Below is the data. Give it again, complete and exact.

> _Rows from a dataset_
-------------------------

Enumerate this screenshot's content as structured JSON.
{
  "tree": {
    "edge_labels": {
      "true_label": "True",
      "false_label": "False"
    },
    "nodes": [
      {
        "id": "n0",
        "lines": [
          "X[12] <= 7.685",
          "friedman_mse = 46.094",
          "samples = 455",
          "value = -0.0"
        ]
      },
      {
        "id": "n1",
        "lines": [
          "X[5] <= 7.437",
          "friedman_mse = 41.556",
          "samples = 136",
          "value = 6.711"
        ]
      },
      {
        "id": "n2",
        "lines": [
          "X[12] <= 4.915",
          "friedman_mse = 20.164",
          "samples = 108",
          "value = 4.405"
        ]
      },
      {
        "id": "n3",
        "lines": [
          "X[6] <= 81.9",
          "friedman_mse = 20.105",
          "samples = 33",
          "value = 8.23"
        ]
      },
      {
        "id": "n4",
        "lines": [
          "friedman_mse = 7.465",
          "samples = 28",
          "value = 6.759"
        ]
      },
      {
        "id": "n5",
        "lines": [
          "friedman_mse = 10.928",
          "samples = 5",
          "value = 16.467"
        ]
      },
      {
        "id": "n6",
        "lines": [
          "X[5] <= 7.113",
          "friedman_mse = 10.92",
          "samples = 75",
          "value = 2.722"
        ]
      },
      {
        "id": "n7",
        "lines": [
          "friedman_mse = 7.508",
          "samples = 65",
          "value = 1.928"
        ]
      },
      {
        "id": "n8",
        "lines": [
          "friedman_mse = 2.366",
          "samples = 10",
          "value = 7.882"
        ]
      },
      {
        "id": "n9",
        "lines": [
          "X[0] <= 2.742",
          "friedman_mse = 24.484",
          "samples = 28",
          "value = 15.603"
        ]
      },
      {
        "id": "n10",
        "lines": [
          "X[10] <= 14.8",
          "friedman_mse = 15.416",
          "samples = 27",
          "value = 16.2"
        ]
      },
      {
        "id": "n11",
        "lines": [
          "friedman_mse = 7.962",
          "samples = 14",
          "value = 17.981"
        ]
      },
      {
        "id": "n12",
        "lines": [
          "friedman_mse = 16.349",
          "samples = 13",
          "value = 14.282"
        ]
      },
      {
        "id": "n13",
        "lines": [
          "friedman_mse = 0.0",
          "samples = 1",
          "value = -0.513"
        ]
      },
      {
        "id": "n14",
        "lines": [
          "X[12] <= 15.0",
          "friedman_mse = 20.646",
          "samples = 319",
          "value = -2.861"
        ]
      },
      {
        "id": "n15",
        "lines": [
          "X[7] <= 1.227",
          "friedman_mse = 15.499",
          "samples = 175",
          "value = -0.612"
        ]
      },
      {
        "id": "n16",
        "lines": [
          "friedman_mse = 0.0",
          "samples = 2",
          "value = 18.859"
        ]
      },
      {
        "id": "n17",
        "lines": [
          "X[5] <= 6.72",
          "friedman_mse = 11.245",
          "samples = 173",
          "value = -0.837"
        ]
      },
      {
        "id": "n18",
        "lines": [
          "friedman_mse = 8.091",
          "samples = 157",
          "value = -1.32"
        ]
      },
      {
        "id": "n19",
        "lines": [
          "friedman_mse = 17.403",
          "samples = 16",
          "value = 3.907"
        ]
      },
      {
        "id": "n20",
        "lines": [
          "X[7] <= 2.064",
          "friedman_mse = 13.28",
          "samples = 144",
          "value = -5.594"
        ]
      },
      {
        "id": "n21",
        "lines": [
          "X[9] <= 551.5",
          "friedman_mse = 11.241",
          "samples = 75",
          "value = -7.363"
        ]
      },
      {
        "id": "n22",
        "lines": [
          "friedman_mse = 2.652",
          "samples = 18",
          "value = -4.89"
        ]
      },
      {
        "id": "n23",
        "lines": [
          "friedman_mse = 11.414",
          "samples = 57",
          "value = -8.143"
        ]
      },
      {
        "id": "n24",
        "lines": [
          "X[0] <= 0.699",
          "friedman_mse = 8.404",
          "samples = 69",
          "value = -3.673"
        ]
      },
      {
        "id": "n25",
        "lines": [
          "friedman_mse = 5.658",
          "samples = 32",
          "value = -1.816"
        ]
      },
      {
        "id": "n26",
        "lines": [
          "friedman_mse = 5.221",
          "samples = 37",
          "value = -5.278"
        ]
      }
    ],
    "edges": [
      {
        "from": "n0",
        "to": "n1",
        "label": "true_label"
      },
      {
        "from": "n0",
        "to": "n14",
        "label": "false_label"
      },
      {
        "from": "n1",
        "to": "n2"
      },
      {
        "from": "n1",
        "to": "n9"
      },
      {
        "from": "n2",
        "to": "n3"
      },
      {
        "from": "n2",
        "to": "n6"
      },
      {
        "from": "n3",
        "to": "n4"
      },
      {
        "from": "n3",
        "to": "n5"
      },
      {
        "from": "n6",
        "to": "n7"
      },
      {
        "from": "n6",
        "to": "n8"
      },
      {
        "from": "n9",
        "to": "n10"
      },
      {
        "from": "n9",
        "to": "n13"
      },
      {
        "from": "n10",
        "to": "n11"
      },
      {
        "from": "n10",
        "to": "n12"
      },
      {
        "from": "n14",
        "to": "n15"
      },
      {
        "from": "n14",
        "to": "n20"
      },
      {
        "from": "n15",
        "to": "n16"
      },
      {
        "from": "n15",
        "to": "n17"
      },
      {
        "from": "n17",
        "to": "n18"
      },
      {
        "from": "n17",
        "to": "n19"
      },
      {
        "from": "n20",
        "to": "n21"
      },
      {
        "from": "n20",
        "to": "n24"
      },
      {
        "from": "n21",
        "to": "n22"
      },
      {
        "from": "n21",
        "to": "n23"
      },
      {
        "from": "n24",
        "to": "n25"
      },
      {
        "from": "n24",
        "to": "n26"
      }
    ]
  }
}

-------------------------

> _Result_
Enumerate this screenshot's content as structured JSON.
{
  "tree": {
    "edge_labels": {
      "true_label": "True",
      "false_label": "False"
    },
    "nodes": [
      {
        "id": "n0",
        "lines": [
          "X[12] <= 7.685",
          "friedman_mse = 46.094",
          "samples = 455",
          "value = -0.0"
        ]
      },
      {
        "id": "n1",
        "lines": [
          "X[5] <= 7.437",
          "friedman_mse = 41.556",
          "samples = 136",
          "value = 6.711"
        ]
      },
      {
        "id": "n2",
        "lines": [
          "X[12] <= 4.915",
          "friedman_mse = 20.164",
          "samples = 108",
          "value = 4.405"
        ]
      },
      {
        "id": "n3",
        "lines": [
          "X[6] <= 81.9",
          "friedman_mse = 20.105",
          "samples = 33",
          "value = 8.23"
        ]
      },
      {
        "id": "n4",
        "lines": [
          "friedman_mse = 7.465",
          "samples = 28",
          "value = 6.759"
        ]
      },
      {
        "id": "n5",
        "lines": [
          "friedman_mse = 10.928",
          "samples = 5",
          "value = 16.467"
        ]
      },
      {
        "id": "n6",
        "lines": [
          "X[5] <= 7.113",
          "friedman_mse = 10.92",
          "samples = 75",
          "value = 2.722"
        ]
      },
      {
        "id": "n7",
        "lines": [
          "friedman_mse = 7.508",
          "samples = 65",
          "value = 1.928"
        ]
      },
      {
        "id": "n8",
        "lines": [
          "friedman_mse = 2.366",
          "samples = 10",
          "value = 7.882"
        ]
      },
      {
        "id": "n9",
        "lines": [
          "X[0] <= 2.742",
          "friedman_mse = 24.484",
          "samples = 28",
          "value = 15.603"
        ]
      },
      {
        "id": "n10",
        "lines": [
          "X[10] <= 14.8",
          "friedman_mse = 15.416",
          "samples = 27",
          "value = 16.2"
        ]
      },
      {
        "id": "n11",
        "lines": [
          "friedman_mse = 7.962",
          "samples = 14",
          "value = 17.981"
        ]
      },
      {
        "id": "n12",
        "lines": [
          "friedman_mse = 16.349",
          "samples = 13",
          "value = 14.282"
        ]
      },
      {
        "id": "n13",
        "lines": [
          "friedman_mse = 0.0",
          "samples = 1",
          "value = -0.513"
        ]
      },
      {
        "id": "n14",
        "lines": [
          "X[12] <= 15.0",
          "friedman_mse = 20.646",
          "samples = 319",
          "value = -2.861"
        ]
      },
      {
        "id": "n15",
        "lines": [
          "X[7] <= 1.227",
          "friedman_mse = 15.499",
          "samples = 175",
          "value = -0.612"
        ]
      },
      {
        "id": "n16",
        "lines": [
          "friedman_mse = 0.0",
          "samples = 2",
          "value = 18.859"
        ]
      },
      {
        "id": "n17",
        "lines": [
          "X[5] <= 6.72",
          "friedman_mse = 11.245",
          "samples = 173",
          "value = -0.837"
        ]
      },
      {
        "id": "n18",
        "lines": [
          "friedman_mse = 8.091",
          "samples = 157",
          "value = -1.32"
        ]
      },
      {
        "id": "n19",
        "lines": [
          "friedman_mse = 17.403",
          "samples = 16",
          "value = 3.907"
        ]
      },
      {
        "id": "n20",
        "lines": [
          "X[7] <= 2.064",
          "friedman_mse = 13.28",
          "samples = 144",
          "value = -5.594"
        ]
      },
      {
        "id": "n21",
        "lines": [
          "X[9] <= 551.5",
          "friedman_mse = 11.241",
          "samples = 75",
          "value = -7.363"
        ]
      },
      {
        "id": "n22",
        "lines": [
          "friedman_mse = 2.652",
          "samples = 18",
          "value = -4.89"
        ]
      },
      {
        "id": "n23",
        "lines": [
          "friedman_mse = 11.414",
          "samples = 57",
          "value = -8.143"
        ]
      },
      {
        "id": "n24",
        "lines": [
          "X[0] <= 0.699",
          "friedman_mse = 8.404",
          "samples = 69",
          "value = -3.673"
        ]
      },
      {
        "id": "n25",
        "lines": [
          "friedman_mse = 5.658",
          "samples = 32",
          "value = -1.816"
        ]
      },
      {
        "id": "n26",
        "lines": [
          "friedman_mse = 5.221",
          "samples = 37",
          "value = -5.278"
        ]
      }
    ],
    "edges": [
      {
        "from": "n0",
        "to": "n1",
        "label": "true_label"
      },
      {
        "from": "n0",
        "to": "n14",
        "label": "false_label"
      },
      {
        "from": "n1",
        "to": "n2"
      },
      {
        "from": "n1",
        "to": "n9"
      },
      {
        "from": "n2",
        "to": "n3"
      },
      {
        "from": "n2",
        "to": "n6"
      },
      {
        "from": "n3",
        "to": "n4"
      },
      {
        "from": "n3",
        "to": "n5"
      },
      {
        "from": "n6",
        "to": "n7"
      },
      {
        "from": "n6",
        "to": "n8"
      },
      {
        "from": "n9",
        "to": "n10"
      },
      {
        "from": "n9",
        "to": "n13"
      },
      {
        "from": "n10",
        "to": "n11"
      },
      {
        "from": "n10",
        "to": "n12"
      },
      {
        "from": "n14",
        "to": "n15"
      },
      {
        "from": "n14",
        "to": "n20"
      },
      {
        "from": "n15",
        "to": "n16"
      },
      {
        "from": "n15",
        "to": "n17"
      },
      {
        "from": "n17",
        "to": "n18"
      },
      {
        "from": "n17",
        "to": "n19"
      },
      {
        "from": "n20",
        "to": "n21"
      },
      {
        "from": "n20",
        "to": "n24"
      },
      {
        "from": "n21",
        "to": "n22"
      },
      {
        "from": "n21",
        "to": "n23"
      },
      {
        "from": "n24",
        "to": "n25"
      },
      {
        "from": "n24",
        "to": "n26"
      }
    ]
  }
}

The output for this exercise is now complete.